(Extracted records)
[START]
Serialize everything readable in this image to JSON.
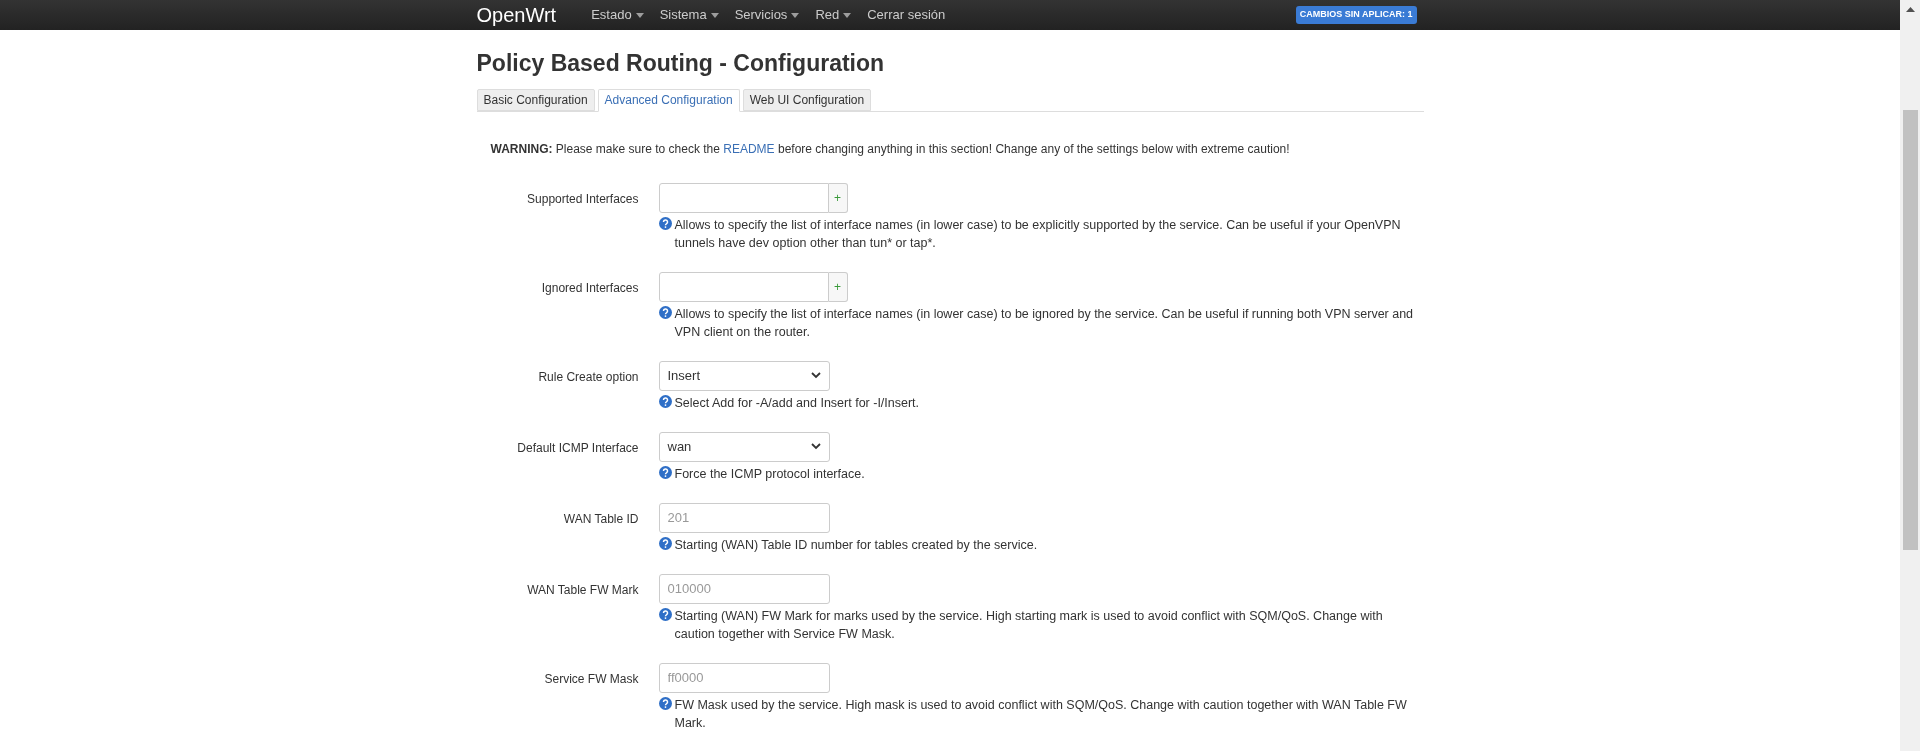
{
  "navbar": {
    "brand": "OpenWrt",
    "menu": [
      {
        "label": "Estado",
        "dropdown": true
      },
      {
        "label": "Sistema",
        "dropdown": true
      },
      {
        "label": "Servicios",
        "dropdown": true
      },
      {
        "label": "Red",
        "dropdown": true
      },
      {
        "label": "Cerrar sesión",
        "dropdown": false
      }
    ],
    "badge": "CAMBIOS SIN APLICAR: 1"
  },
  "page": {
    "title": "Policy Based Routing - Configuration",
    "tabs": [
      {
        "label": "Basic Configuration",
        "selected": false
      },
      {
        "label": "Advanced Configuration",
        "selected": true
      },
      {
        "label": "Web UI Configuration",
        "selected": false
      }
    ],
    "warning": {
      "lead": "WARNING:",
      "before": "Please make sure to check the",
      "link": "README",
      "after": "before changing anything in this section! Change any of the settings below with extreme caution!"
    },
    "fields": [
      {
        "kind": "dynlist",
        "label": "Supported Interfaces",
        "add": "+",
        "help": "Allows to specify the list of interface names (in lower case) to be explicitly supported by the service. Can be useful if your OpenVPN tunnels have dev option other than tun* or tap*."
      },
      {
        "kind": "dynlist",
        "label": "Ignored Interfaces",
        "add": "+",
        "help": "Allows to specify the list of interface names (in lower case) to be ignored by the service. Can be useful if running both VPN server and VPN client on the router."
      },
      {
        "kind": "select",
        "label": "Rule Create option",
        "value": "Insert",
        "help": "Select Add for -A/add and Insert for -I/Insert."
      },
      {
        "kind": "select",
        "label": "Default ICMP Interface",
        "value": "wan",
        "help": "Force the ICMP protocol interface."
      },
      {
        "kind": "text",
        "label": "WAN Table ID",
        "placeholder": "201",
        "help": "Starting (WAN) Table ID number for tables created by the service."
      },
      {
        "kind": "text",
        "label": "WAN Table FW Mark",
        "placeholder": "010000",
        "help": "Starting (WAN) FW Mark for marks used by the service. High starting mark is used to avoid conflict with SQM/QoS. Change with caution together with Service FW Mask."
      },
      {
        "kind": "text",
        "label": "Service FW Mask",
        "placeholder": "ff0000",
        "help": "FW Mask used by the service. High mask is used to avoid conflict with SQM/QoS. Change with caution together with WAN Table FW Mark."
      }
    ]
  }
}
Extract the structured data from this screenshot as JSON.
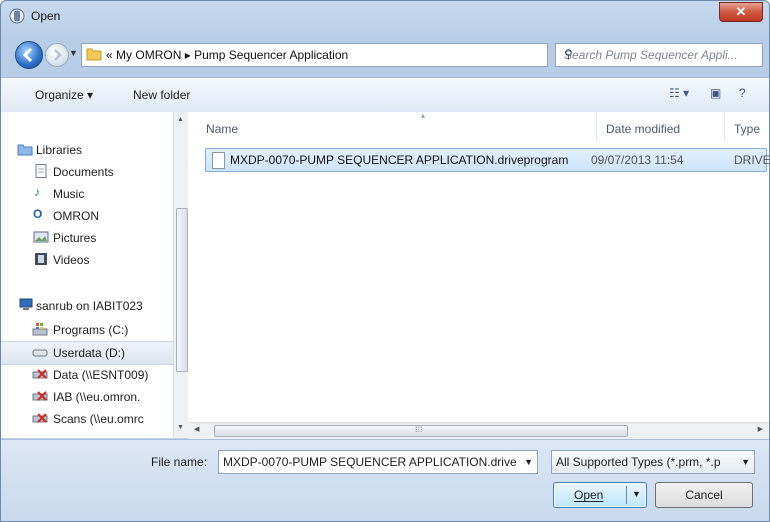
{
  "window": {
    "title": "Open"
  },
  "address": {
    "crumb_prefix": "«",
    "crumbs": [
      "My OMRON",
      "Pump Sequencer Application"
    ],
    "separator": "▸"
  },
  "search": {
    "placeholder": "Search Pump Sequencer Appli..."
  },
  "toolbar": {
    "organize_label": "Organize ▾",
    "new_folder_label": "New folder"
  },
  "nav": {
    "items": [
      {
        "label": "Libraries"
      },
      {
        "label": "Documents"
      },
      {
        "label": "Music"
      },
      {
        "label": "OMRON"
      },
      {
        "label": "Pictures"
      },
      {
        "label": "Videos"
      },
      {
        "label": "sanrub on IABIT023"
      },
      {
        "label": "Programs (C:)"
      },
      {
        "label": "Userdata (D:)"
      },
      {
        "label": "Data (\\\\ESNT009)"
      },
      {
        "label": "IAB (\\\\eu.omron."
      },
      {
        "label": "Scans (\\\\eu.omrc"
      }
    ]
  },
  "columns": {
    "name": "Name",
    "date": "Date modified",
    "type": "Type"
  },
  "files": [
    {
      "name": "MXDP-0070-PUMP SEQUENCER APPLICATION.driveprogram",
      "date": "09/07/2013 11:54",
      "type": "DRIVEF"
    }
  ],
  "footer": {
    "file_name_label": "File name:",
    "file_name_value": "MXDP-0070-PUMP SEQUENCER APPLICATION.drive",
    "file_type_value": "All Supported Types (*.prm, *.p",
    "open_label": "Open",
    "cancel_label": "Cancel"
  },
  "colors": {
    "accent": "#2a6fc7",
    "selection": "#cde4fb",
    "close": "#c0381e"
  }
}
[END]
Quote the data above in full and without alteration; skip the pictures.

■ **Reply to the exercise**:
Serialize everything readable in this image to JSON.
{
  "navbar": {
    "brand": "OpenWrt",
    "menu": [
      {
        "label": "Estado",
        "dropdown": true
      },
      {
        "label": "Sistema",
        "dropdown": true
      },
      {
        "label": "Servicios",
        "dropdown": true
      },
      {
        "label": "Red",
        "dropdown": true
      },
      {
        "label": "Cerrar sesión",
        "dropdown": false
      }
    ],
    "badge": "CAMBIOS SIN APLICAR: 1"
  },
  "page": {
    "title": "Policy Based Routing - Configuration",
    "tabs": [
      {
        "label": "Basic Configuration",
        "selected": false
      },
      {
        "label": "Advanced Configuration",
        "selected": true
      },
      {
        "label": "Web UI Configuration",
        "selected": false
      }
    ],
    "warning": {
      "lead": "WARNING:",
      "before": "Please make sure to check the",
      "link": "README",
      "after": "before changing anything in this section! Change any of the settings below with extreme caution!"
    },
    "fields": [
      {
        "kind": "dynlist",
        "label": "Supported Interfaces",
        "add": "+",
        "help": "Allows to specify the list of interface names (in lower case) to be explicitly supported by the service. Can be useful if your OpenVPN tunnels have dev option other than tun* or tap*."
      },
      {
        "kind": "dynlist",
        "label": "Ignored Interfaces",
        "add": "+",
        "help": "Allows to specify the list of interface names (in lower case) to be ignored by the service. Can be useful if running both VPN server and VPN client on the router."
      },
      {
        "kind": "select",
        "label": "Rule Create option",
        "value": "Insert",
        "help": "Select Add for -A/add and Insert for -I/Insert."
      },
      {
        "kind": "select",
        "label": "Default ICMP Interface",
        "value": "wan",
        "help": "Force the ICMP protocol interface."
      },
      {
        "kind": "text",
        "label": "WAN Table ID",
        "placeholder": "201",
        "help": "Starting (WAN) Table ID number for tables created by the service."
      },
      {
        "kind": "text",
        "label": "WAN Table FW Mark",
        "placeholder": "010000",
        "help": "Starting (WAN) FW Mark for marks used by the service. High starting mark is used to avoid conflict with SQM/QoS. Change with caution together with Service FW Mask."
      },
      {
        "kind": "text",
        "label": "Service FW Mask",
        "placeholder": "ff0000",
        "help": "FW Mask used by the service. High mask is used to avoid conflict with SQM/QoS. Change with caution together with WAN Table FW Mark."
      }
    ]
  }
}
Extract the structured data from this screenshot as JSON.
{
  "window": {
    "title": "Open"
  },
  "address": {
    "crumb_prefix": "«",
    "crumbs": [
      "My OMRON",
      "Pump Sequencer Application"
    ],
    "separator": "▸"
  },
  "search": {
    "placeholder": "Search Pump Sequencer Appli..."
  },
  "toolbar": {
    "organize_label": "Organize ▾",
    "new_folder_label": "New folder"
  },
  "nav": {
    "items": [
      {
        "label": "Libraries"
      },
      {
        "label": "Documents"
      },
      {
        "label": "Music"
      },
      {
        "label": "OMRON"
      },
      {
        "label": "Pictures"
      },
      {
        "label": "Videos"
      },
      {
        "label": "sanrub on IABIT023"
      },
      {
        "label": "Programs (C:)"
      },
      {
        "label": "Userdata (D:)"
      },
      {
        "label": "Data (\\\\ESNT009)"
      },
      {
        "label": "IAB (\\\\eu.omron."
      },
      {
        "label": "Scans (\\\\eu.omrc"
      }
    ]
  },
  "columns": {
    "name": "Name",
    "date": "Date modified",
    "type": "Type"
  },
  "files": [
    {
      "name": "MXDP-0070-PUMP SEQUENCER APPLICATION.driveprogram",
      "date": "09/07/2013 11:54",
      "type": "DRIVEF"
    }
  ],
  "footer": {
    "file_name_label": "File name:",
    "file_name_value": "MXDP-0070-PUMP SEQUENCER APPLICATION.drive",
    "file_type_value": "All Supported Types (*.prm, *.p",
    "open_label": "Open",
    "cancel_label": "Cancel"
  },
  "colors": {
    "accent": "#2a6fc7",
    "selection": "#cde4fb",
    "close": "#c0381e"
  }
}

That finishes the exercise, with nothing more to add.